___ Working data ___

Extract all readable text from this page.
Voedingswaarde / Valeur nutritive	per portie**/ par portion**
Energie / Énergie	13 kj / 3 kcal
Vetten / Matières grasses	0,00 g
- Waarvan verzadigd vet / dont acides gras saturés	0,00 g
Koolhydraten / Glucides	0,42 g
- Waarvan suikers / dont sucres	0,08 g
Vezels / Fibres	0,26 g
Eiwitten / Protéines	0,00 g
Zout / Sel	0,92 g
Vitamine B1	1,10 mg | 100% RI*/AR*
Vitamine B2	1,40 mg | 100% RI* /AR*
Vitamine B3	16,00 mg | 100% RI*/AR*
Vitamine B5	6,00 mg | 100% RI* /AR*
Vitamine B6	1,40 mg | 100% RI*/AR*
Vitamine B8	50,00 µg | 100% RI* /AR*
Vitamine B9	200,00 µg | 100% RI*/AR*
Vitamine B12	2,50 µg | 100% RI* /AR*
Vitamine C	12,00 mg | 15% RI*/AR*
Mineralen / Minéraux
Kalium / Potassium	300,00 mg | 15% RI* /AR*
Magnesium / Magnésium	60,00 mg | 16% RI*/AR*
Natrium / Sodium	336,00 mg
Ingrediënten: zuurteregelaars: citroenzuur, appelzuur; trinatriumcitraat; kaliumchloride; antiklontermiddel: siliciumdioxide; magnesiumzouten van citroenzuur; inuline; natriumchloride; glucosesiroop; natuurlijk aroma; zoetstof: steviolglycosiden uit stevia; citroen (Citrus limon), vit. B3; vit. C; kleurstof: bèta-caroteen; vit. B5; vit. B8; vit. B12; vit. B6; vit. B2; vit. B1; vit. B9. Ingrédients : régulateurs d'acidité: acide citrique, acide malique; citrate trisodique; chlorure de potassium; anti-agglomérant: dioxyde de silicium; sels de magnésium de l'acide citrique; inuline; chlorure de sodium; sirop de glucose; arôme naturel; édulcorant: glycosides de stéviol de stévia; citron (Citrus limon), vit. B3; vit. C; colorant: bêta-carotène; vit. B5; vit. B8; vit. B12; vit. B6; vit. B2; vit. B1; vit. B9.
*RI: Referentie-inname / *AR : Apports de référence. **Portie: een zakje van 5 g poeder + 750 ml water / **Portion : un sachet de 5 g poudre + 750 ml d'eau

___
___ Working data ___

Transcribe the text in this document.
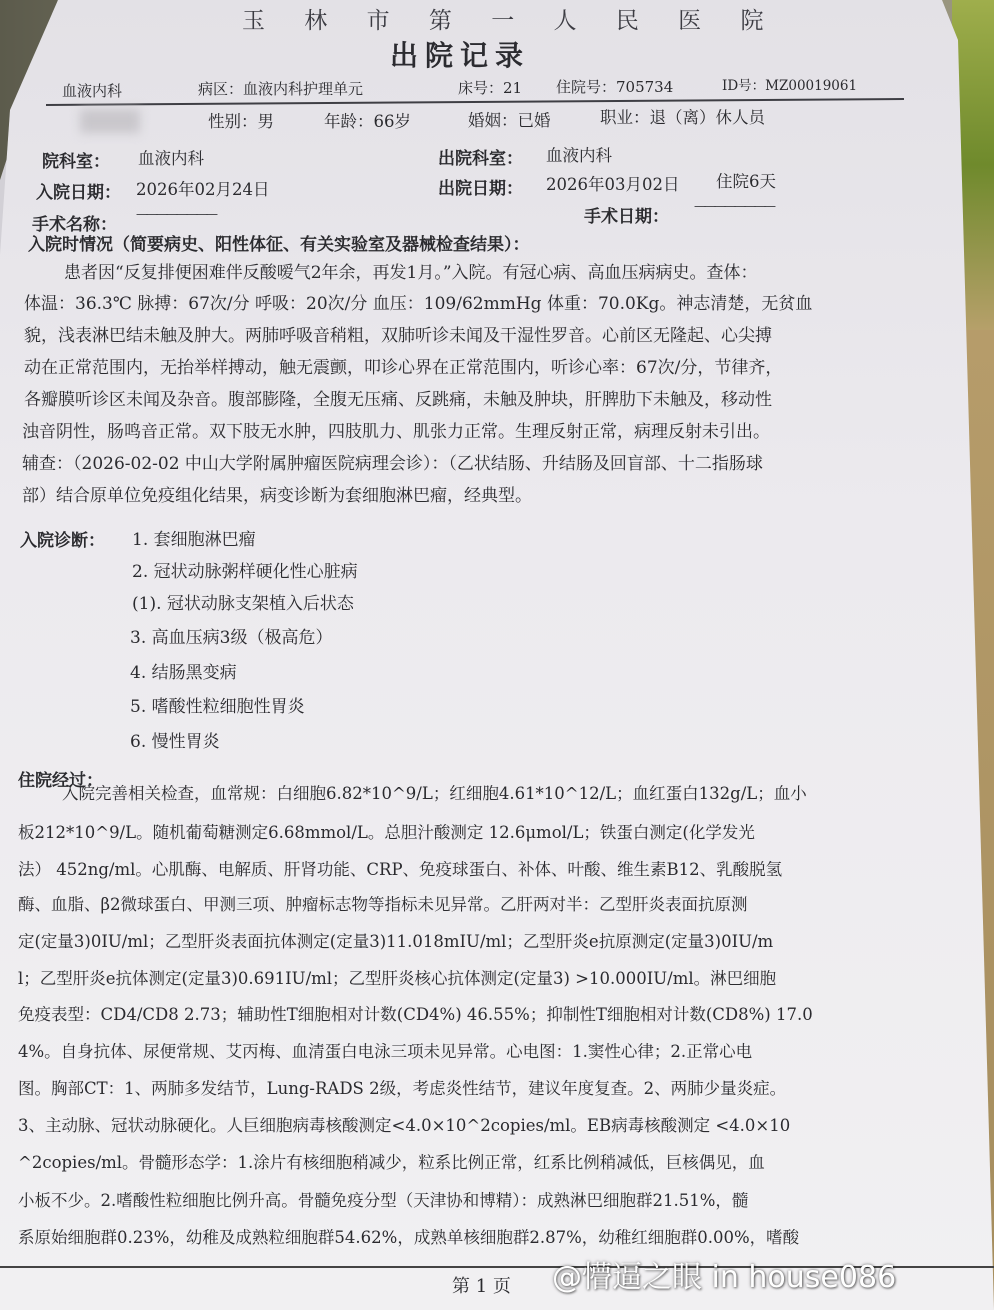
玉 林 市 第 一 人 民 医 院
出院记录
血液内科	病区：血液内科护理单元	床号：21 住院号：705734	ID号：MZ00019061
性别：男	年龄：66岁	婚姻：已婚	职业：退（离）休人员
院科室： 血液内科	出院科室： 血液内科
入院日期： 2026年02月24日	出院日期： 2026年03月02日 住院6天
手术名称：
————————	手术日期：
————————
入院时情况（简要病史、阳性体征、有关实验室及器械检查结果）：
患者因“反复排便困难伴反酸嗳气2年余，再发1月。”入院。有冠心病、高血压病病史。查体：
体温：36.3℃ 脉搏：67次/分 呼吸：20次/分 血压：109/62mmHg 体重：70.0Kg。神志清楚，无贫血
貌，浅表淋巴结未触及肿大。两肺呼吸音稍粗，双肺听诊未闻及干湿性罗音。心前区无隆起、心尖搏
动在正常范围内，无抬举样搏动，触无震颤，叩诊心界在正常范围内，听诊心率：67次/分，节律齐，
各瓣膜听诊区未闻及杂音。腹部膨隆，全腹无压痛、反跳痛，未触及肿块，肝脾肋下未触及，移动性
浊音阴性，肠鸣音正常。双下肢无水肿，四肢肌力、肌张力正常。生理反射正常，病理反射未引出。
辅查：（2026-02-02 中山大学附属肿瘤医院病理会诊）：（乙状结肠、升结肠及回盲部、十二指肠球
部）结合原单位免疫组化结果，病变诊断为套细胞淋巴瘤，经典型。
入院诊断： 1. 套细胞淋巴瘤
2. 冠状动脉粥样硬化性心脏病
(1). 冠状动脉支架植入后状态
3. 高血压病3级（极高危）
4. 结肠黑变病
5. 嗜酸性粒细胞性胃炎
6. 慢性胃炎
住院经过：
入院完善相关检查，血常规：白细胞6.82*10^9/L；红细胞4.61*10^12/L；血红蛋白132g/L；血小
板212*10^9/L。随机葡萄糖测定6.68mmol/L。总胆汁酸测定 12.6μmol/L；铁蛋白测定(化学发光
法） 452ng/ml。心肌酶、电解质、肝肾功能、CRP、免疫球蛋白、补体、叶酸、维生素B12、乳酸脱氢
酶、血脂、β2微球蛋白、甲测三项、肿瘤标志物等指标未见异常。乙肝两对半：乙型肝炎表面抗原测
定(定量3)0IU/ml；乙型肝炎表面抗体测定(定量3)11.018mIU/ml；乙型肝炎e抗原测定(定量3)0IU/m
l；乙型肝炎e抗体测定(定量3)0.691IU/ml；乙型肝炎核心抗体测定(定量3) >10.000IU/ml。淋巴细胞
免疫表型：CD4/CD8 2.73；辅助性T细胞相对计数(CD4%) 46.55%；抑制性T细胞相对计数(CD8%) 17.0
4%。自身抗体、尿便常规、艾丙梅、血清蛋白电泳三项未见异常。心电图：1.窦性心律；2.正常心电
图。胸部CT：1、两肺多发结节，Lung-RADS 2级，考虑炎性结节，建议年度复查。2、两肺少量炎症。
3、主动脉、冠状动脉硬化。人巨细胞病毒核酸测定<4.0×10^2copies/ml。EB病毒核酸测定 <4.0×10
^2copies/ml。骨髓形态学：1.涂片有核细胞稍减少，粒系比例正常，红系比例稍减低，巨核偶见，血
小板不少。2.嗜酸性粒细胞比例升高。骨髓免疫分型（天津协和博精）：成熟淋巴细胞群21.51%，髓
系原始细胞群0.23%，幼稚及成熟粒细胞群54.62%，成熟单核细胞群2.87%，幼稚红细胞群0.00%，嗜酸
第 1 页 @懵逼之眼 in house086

___

#### [Required work]
In the records above, locate the lines holding the word "text". Copy each of them.

#### [Task response]
Extract all readable text from this page.
Transcribe the text in this document.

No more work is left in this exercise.